» Stated task 1
Update the entries from the start through the line containing "List UI elements" by replacing "screenshot" with "image" and keeping everything else unchanged. Leave the pictures out of your answer.

» Source text
The report was published last week (10 September) and is based on data from company and market reports for 2011, with updates on new acquisitions, legal proceedings and mergers for 2012-13.
The updates show a 'trend of consolidation and expansion', particularly into the markets of the global South, according to Kathy Jo Wetter, ETC Group's research programme manager.
She says that increased consolidation has created a cartel across agribusiness sectors: cross-licensing and joint ventures reveal the cosy relationship between supposed competitors.
'Cartels can exercise power in different ways. It's not just about price-fixing. It's also about technological control,' she says.
The report says that technological control over food production, via patent-protected seeds for example, comes at the expense of traditional farming methods often used in developing countries, and usually entails the use of crop monocultures, industrial fertilisers and pesticides.
'The entrance of these multinationals means a complete overhaul of the way agriculture works in the global South and the effects — the [crop] uniformity, the increase in chemical inputs — are particularly dangerous in a time of climate change,' says Wetter.
But Kimberly Ann Elliott, a senior researcher at the US-based Center for Global Development, a non-profit think-tank, says the report fails to quantify any harm caused by agribusinesses' consolidation in developing countries.

» Stated task 2
In the text on agribusiness consolidation, why does the report consider technological control over food production harmful? Answer in one to three sentences.

» Records
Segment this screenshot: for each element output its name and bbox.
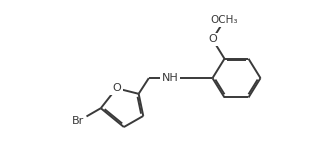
Text: O: O bbox=[208, 34, 217, 44]
Text: Br: Br bbox=[72, 116, 84, 127]
Text: OCH₃: OCH₃ bbox=[211, 15, 238, 25]
Text: NH: NH bbox=[162, 73, 178, 83]
Text: O: O bbox=[112, 83, 121, 93]
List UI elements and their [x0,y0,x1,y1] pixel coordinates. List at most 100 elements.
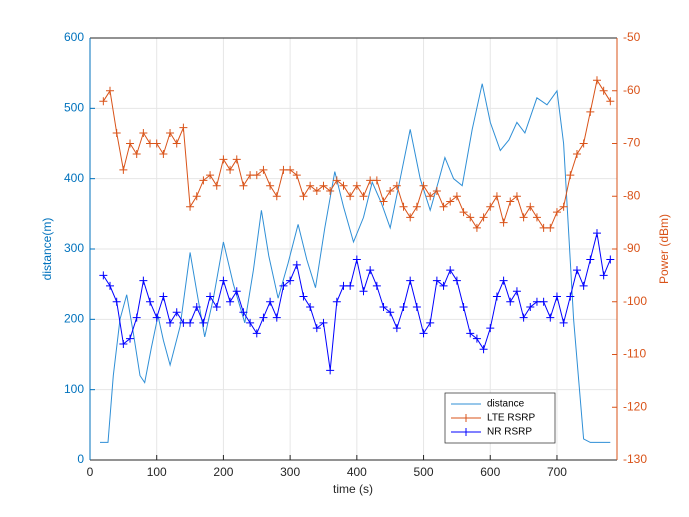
y-tick-label: 100 [64,382,84,396]
plus-marker [492,192,501,201]
plus-marker [139,276,148,285]
plus-marker [199,318,208,327]
y-tick-label: 600 [64,30,84,44]
plus-marker [132,150,141,159]
plus-marker [546,313,555,322]
plus-marker [606,97,615,106]
plus-marker [312,324,321,333]
series-line [100,83,611,443]
plus-marker [266,181,275,190]
plus-marker [439,202,448,211]
plus-marker [426,318,435,327]
plus-marker [412,202,421,211]
plus-marker [226,297,235,306]
plus-marker [252,171,261,180]
plus-marker [579,139,588,148]
plus-marker [126,334,135,343]
plus-marker [186,318,195,327]
plus-marker [499,276,508,285]
plus-marker [166,128,175,137]
plus-marker [572,266,581,275]
plus-marker [466,213,475,222]
plus-marker [112,297,121,306]
plus-marker [332,297,341,306]
x-axis-label: time (s) [333,482,373,496]
plus-marker [166,318,175,327]
plus-marker [172,139,181,148]
plus-marker [192,303,201,312]
plus-marker [186,202,195,211]
y-tick-label: 300 [64,241,84,255]
plus-marker [326,186,335,195]
plus-marker [566,292,575,301]
plus-marker [146,139,155,148]
y2-tick-label: -120 [623,399,647,413]
plus-marker [179,123,188,132]
x-tick-label: 100 [147,465,167,479]
plus-marker [292,260,301,269]
legend-label: NR RSRP [487,427,532,438]
plus-marker [279,281,288,290]
y-tick-label: 200 [64,312,84,326]
y2-axis-label: Power (dBm) [657,214,671,284]
plus-marker [326,366,335,375]
plus-marker [152,139,161,148]
plus-marker [266,297,275,306]
plus-marker [159,292,168,301]
plus-marker [432,186,441,195]
plus-marker [526,303,535,312]
plus-marker [99,271,108,280]
plus-marker [366,266,375,275]
plus-marker [346,281,355,290]
plus-marker [459,208,468,217]
y2-tick-label: -110 [623,347,646,361]
x-tick-label: 300 [280,465,300,479]
plus-marker [446,197,455,206]
plus-marker [432,276,441,285]
plus-marker [272,192,281,201]
plus-marker [392,324,401,333]
plus-marker [492,292,501,301]
plus-marker [599,271,608,280]
plus-marker [486,202,495,211]
plus-marker [252,329,261,338]
plus-marker [399,303,408,312]
plus-marker [472,334,481,343]
plus-marker [512,192,521,201]
plus-marker [106,86,115,95]
plus-marker [99,97,108,106]
plus-marker [212,181,221,190]
plus-marker [152,313,161,322]
plus-marker [139,128,148,137]
y-axis-label: distance(m) [40,218,54,281]
legend-label: LTE RSRP [487,413,535,424]
plus-marker [306,303,315,312]
legend-label: distance [487,399,525,410]
plus-marker [119,339,128,348]
plus-marker [452,192,461,201]
plus-marker [286,276,295,285]
plus-marker [399,202,408,211]
y2-tick-label: -50 [623,30,641,44]
plus-marker [392,181,401,190]
plus-marker [586,107,595,116]
plus-marker [486,324,495,333]
plus-marker [246,171,255,180]
plus-marker [472,223,481,232]
y2-tick-label: -70 [623,136,641,150]
plus-marker [239,181,248,190]
plus-marker [259,313,268,322]
plus-marker [586,255,595,264]
plus-marker [506,197,515,206]
plus-marker [552,208,561,217]
plus-marker [359,192,368,201]
plus-marker [452,276,461,285]
plus-marker [406,276,415,285]
plus-marker [159,150,168,159]
x-tick-label: 600 [480,465,500,479]
plus-marker [299,292,308,301]
plus-marker [259,165,268,174]
plus-marker [246,318,255,327]
y-tick-label: 400 [64,171,84,185]
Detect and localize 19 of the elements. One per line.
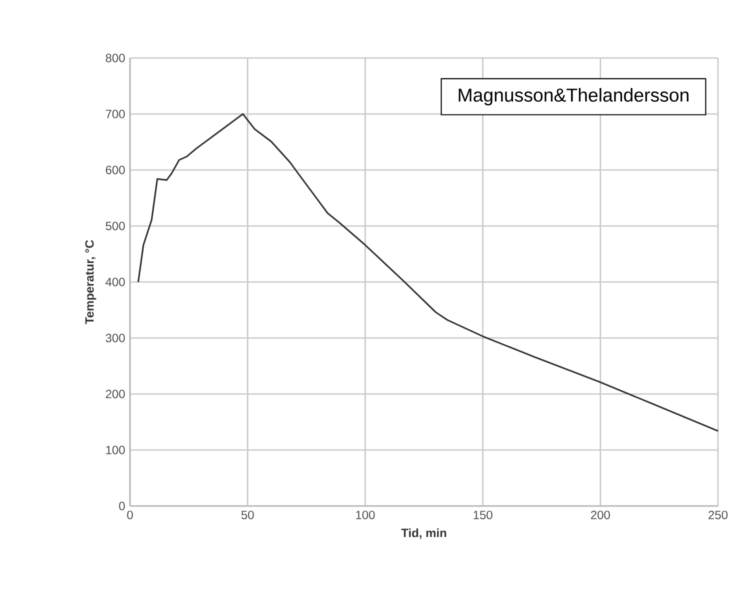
y-axis-title: Temperatur, °C (85, 240, 96, 324)
y-tick-label: 0 (119, 502, 125, 510)
x-tick-label: 250 (708, 510, 728, 520)
y-tick-label: 500 (106, 222, 125, 230)
y-tick-label: 200 (106, 390, 125, 398)
y-tick-label: 600 (106, 166, 125, 174)
y-tick-label: 100 (106, 446, 125, 454)
x-axis-title: Tid, min (401, 528, 446, 539)
x-tick-label: 50 (241, 510, 254, 520)
x-tick-label: 0 (127, 510, 133, 520)
y-tick-label: 300 (106, 334, 125, 342)
y-tick-label: 400 (106, 278, 125, 286)
x-tick-label: 150 (474, 510, 492, 520)
x-tick-label: 100 (356, 510, 375, 520)
annotation: Magnusson&Thelandersson (458, 88, 688, 106)
line-series (137, 113, 719, 432)
y-tick-label: 700 (106, 110, 125, 118)
y-tick-label: 800 (106, 54, 125, 62)
x-tick-label: 200 (591, 510, 610, 520)
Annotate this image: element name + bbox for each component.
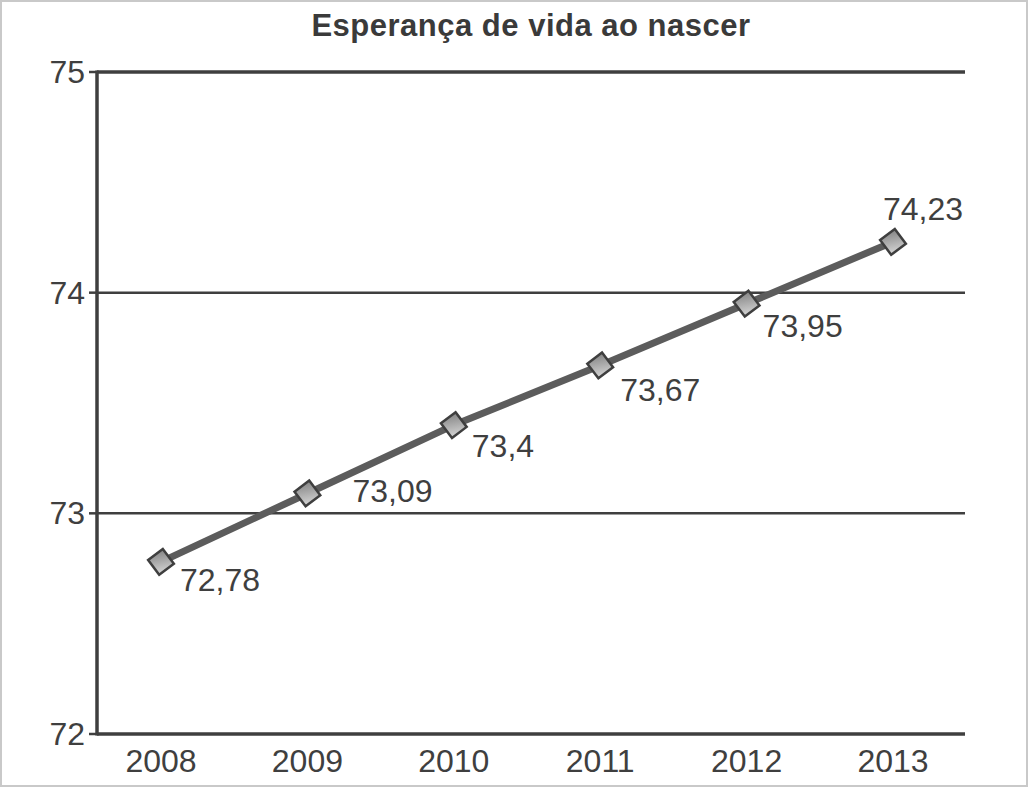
data-point-marker-2008 — [146, 547, 175, 576]
x-tick-label-2011: 2011 — [566, 743, 635, 779]
y-tick-label-73: 73 — [49, 495, 85, 531]
y-tick-label-72: 72 — [49, 716, 85, 752]
data-point-label-2011: 73,67 — [620, 372, 700, 408]
data-point-label-2009: 73,09 — [352, 473, 432, 509]
chart-frame: Esperança de vida ao nascer 727374752008… — [0, 0, 1028, 787]
data-point-marker-2009 — [293, 479, 322, 508]
data-point-label-2010: 73,4 — [472, 428, 534, 464]
data-point-label-2008: 72,78 — [180, 562, 260, 598]
data-point-marker-2013 — [878, 227, 907, 256]
x-tick-label-2012: 2012 — [711, 743, 782, 779]
data-point-marker-2010 — [439, 410, 468, 439]
x-tick-label-2010: 2010 — [418, 743, 489, 779]
x-tick-label-2009: 2009 — [272, 743, 343, 779]
line-chart-plot-area: 72 73 74 75 2008 2009 2010 2011 2012 2013 72,78 73,… — [2, 2, 1028, 787]
data-point-label-2013: 74,23 — [883, 191, 963, 227]
y-tick-label-74: 74 — [49, 275, 85, 311]
x-tick-label-2013: 2013 — [857, 743, 928, 779]
x-tick-label-2008: 2008 — [125, 743, 196, 779]
y-tick-label-75: 75 — [49, 54, 85, 90]
data-point-label-2012: 73,95 — [763, 308, 843, 344]
data-point-marker-2011 — [586, 351, 615, 380]
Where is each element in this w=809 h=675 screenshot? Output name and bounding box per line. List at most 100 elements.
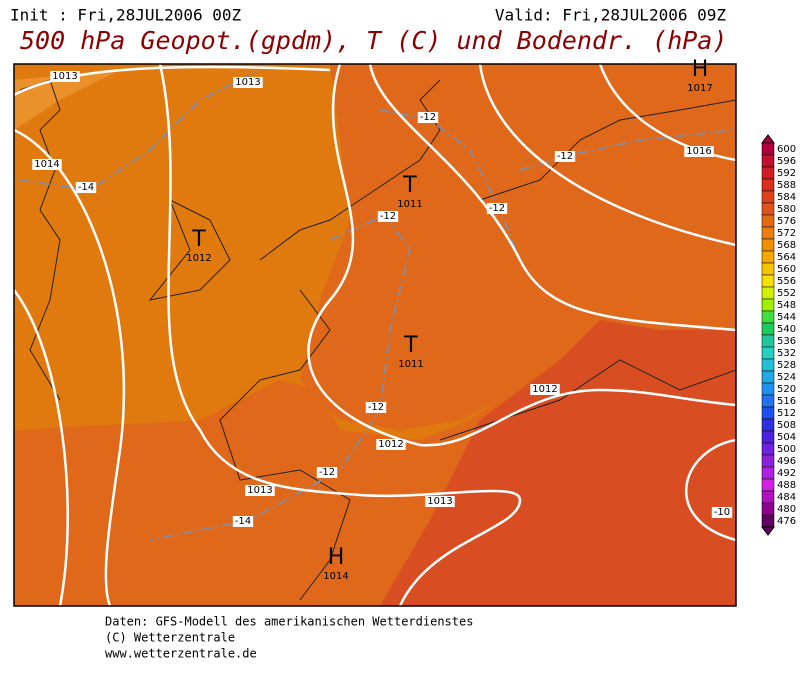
colorbar-swatch [761,430,775,444]
footer-line: www.wetterzentrale.de [105,647,257,661]
temperature-label: -12 [319,467,335,478]
colorbar-swatch [761,346,775,360]
colorbar-swatch [761,190,775,204]
colorbar-swatch [761,142,775,156]
colorbar-label: 532 [777,348,796,359]
colorbar-label: 556 [777,276,796,287]
colorbar-label: 516 [777,396,796,407]
temperature-label-box [232,516,254,527]
isobar-label-box [245,485,275,496]
temperature-label-box [486,203,508,214]
colorbar-label: 528 [777,360,796,371]
colorbar-swatch [761,166,775,180]
isobar-label: 1012 [532,384,557,395]
colorbar-swatch [761,274,775,288]
colorbar-swatch [761,514,775,528]
colorbar-label: 596 [777,156,796,167]
isobar-label: 1016 [686,146,711,157]
temperature-label-box [711,507,733,518]
isobar-label-box [32,159,62,170]
colorbar-swatch [761,178,775,192]
colorbar-swatch [761,406,775,420]
isobars [14,64,736,606]
pressure-symbol: T [402,173,417,198]
colorbar-swatch [761,478,775,492]
colorbar-swatch [761,334,775,348]
colorbar-label: 592 [777,168,796,179]
colorbar-swatch [761,358,775,372]
isobar-label-box [684,146,714,157]
colorbar-label: 488 [777,480,796,491]
isobar-label-box [233,77,263,88]
colorbar-swatch [761,394,775,408]
pressure-value: 1012 [186,253,211,264]
colorbar-label: 572 [777,228,796,239]
pressure-value: 1011 [397,199,422,210]
colorbar-label: 552 [777,288,796,299]
colorbar-label: 536 [777,336,796,347]
colorbar-label: 544 [777,312,796,323]
colorbar-label: 568 [777,240,796,251]
valid-time: Valid: Fri,28JUL2006 09Z [495,6,727,25]
temperature-label: -10 [714,507,730,518]
colorbar-label: 500 [777,444,796,455]
isobar-label-box [376,439,406,450]
colorbar-swatch [761,286,775,300]
colorbar-swatch [761,262,775,276]
colorbar-label: 524 [777,372,796,383]
colorbar-swatch [761,418,775,432]
isobar-label: 1013 [52,71,77,82]
colorbar-label: 584 [777,192,796,203]
colorbar-swatch [761,454,775,468]
colorbar-swatch [761,202,775,216]
colorbar-label: 492 [777,468,796,479]
colorbar-swatch [761,298,775,312]
colorbar-tip [761,526,775,536]
colorbar-swatch [761,466,775,480]
colorbar-swatch [761,382,775,396]
colorbar-swatch [761,502,775,516]
temperature-label: -12 [557,151,573,162]
temperature-label-box [417,112,439,123]
pressure-symbol: H [692,57,709,82]
colorbar-swatch [761,214,775,228]
temperature-label: -12 [420,112,436,123]
temperature-label: -14 [78,182,94,193]
pressure-value: 1014 [323,571,348,582]
colorbar-swatch [761,490,775,504]
colorbar-label: 560 [777,264,796,275]
colorbar-label: 496 [777,456,796,467]
colorbar-label: 504 [777,432,796,443]
colorbar-label: 548 [777,300,796,311]
colorbar-label: 576 [777,216,796,227]
colorbar-label: 520 [777,384,796,395]
temperature-label: -14 [235,516,251,527]
coastlines [19,79,736,601]
colorbar-swatch [761,238,775,252]
pressure-value: 1017 [687,83,712,94]
colorbar-swatch [761,154,775,168]
init-time: Init : Fri,28JUL2006 00Z [10,6,242,25]
colorbar-label: 588 [777,180,796,191]
colorbar-label: 600 [777,144,796,155]
colorbar-swatch [761,310,775,324]
map: 1013 1013 1014 1016 1012 1012 1013 1013 -12 -12 -1… [13,57,737,607]
isobar-label-box [530,384,560,395]
map-frame [13,63,737,607]
temperature-label-box [554,151,576,162]
temperature-label-box [316,467,338,478]
colorbar-label: 540 [777,324,796,335]
isobar-label: 1013 [247,485,272,496]
pressure-symbol: T [403,333,418,358]
colorbar: 6005965925885845805765725685645605565525… [761,134,796,536]
footer-line: (C) Wetterzentrale [105,631,235,645]
colorbar-swatch [761,442,775,456]
colorbar-label: 476 [777,516,796,527]
pressure-symbol: H [328,545,345,570]
colorbar-label: 508 [777,420,796,431]
isobar-label-box [50,71,80,82]
temperature-label: -12 [489,203,505,214]
colorbar-tip [761,134,775,144]
colorbar-swatch [761,322,775,336]
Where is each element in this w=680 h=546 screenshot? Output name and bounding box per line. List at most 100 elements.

» Full response 1
Segment this image: for each element output its name and bbox.
Text: O: O bbox=[208, 34, 217, 44]
Text: Br: Br bbox=[72, 116, 84, 127]
Text: OCH₃: OCH₃ bbox=[211, 15, 238, 25]
Text: NH: NH bbox=[162, 73, 178, 83]
Text: O: O bbox=[112, 83, 121, 93]
List UI elements and their [x0,y0,x1,y1] pixel coordinates. List at most 100 elements.

» Full response 2
The report says that technological control, for example through patent-protected seeds, comes at the expense of traditional farming methods that are often used in developing countries. It also usually involves crop monocultures, industrial fertilizers and pesticides.